"""
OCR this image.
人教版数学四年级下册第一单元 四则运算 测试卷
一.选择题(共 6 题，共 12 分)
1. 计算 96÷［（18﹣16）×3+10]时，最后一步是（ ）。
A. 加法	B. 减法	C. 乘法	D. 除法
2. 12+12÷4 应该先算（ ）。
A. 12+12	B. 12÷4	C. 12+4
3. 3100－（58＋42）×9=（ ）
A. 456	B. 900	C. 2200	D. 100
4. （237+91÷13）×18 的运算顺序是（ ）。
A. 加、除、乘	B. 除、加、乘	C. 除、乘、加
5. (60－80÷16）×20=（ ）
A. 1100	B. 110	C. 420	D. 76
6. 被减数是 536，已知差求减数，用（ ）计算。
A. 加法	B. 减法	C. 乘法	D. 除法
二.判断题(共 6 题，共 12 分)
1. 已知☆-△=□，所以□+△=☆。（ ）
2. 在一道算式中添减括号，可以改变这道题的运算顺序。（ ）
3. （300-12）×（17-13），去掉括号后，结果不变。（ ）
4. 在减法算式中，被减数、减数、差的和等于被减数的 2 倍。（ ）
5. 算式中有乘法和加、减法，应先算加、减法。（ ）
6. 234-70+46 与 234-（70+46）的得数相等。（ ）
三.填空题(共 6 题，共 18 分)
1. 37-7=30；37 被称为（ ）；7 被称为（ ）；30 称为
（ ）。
"""
-- Written request --
Write the data from above out again, exactly.

-- Finished answer --
OCR this image.
人教版数学四年级下册第一单元 四则运算 测试卷
一.选择题(共 6 题，共 12 分)
1. 计算 96÷［（18﹣16）×3+10]时，最后一步是（ ）。
A. 加法	B. 减法	C. 乘法	D. 除法
2. 12+12÷4 应该先算（ ）。
A. 12+12	B. 12÷4	C. 12+4
3. 3100－（58＋42）×9=（ ）
A. 456	B. 900	C. 2200	D. 100
4. （237+91÷13）×18 的运算顺序是（ ）。
A. 加、除、乘	B. 除、加、乘	C. 除、乘、加
5. (60－80÷16）×20=（ ）
A. 1100	B. 110	C. 420	D. 76
6. 被减数是 536，已知差求减数，用（ ）计算。
A. 加法	B. 减法	C. 乘法	D. 除法
二.判断题(共 6 题，共 12 分)
1. 已知☆-△=□，所以□+△=☆。（ ）
2. 在一道算式中添减括号，可以改变这道题的运算顺序。（ ）
3. （300-12）×（17-13），去掉括号后，结果不变。（ ）
4. 在减法算式中，被减数、减数、差的和等于被减数的 2 倍。（ ）
5. 算式中有乘法和加、减法，应先算加、减法。（ ）
6. 234-70+46 与 234-（70+46）的得数相等。（ ）
三.填空题(共 6 题，共 18 分)
1. 37-7=30；37 被称为（ ）；7 被称为（ ）；30 称为
（ ）。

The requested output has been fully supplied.